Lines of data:
▼

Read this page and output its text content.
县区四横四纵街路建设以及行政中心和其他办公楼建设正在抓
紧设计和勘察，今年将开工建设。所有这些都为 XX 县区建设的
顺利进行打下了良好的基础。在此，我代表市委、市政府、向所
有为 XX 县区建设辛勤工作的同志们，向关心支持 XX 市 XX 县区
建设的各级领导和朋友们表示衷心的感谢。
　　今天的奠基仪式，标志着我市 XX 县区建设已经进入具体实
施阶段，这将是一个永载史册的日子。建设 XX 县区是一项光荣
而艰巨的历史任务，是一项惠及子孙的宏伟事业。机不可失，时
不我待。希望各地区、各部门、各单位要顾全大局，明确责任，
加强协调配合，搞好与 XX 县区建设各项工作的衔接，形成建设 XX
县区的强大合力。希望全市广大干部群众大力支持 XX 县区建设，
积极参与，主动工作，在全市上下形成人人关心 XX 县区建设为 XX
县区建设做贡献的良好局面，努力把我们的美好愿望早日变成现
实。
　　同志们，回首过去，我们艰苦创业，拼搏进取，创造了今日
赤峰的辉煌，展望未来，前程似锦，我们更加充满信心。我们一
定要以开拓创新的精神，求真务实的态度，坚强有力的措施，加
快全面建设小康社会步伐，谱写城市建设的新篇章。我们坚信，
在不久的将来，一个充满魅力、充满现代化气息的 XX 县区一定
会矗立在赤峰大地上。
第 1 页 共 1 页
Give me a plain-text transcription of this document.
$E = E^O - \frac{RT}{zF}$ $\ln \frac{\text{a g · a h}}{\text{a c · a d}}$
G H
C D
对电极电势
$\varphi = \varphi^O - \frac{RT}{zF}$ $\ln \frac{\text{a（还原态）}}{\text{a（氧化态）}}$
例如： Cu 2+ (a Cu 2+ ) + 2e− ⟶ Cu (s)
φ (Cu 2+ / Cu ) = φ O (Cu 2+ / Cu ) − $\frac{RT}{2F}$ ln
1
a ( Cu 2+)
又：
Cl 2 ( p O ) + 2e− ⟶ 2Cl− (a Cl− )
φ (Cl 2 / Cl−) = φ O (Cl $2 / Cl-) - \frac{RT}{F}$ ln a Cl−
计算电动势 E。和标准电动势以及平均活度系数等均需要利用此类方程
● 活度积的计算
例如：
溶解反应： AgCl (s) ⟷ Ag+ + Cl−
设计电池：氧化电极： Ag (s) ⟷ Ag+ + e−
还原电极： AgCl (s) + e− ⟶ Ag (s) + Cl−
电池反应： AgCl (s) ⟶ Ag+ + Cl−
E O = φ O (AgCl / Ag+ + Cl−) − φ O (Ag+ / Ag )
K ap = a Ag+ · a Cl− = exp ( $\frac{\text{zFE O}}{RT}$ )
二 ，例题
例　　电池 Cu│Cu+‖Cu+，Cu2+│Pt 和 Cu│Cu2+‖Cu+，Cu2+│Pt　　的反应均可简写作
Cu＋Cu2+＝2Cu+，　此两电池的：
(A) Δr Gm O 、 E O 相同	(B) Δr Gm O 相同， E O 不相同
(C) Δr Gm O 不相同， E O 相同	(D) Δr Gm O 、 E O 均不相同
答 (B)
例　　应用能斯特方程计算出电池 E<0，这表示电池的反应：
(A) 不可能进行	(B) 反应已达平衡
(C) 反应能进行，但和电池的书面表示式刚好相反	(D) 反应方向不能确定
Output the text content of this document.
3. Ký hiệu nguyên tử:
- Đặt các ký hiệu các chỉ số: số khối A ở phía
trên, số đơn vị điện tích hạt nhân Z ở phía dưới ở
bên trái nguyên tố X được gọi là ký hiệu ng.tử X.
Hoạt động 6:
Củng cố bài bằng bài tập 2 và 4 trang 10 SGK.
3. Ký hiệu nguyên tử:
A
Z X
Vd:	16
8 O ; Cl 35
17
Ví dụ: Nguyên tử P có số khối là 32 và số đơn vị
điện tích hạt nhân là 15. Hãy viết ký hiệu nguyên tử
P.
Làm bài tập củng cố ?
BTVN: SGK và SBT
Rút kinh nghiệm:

▲

## Written instruction:
Show each line of the data that contains the string "phía".

## Response to this exercise:
- Đặt các ký hiệu các chỉ số: số khối A ở phía
trên, số đơn vị điện tích hạt nhân Z ở phía dưới ở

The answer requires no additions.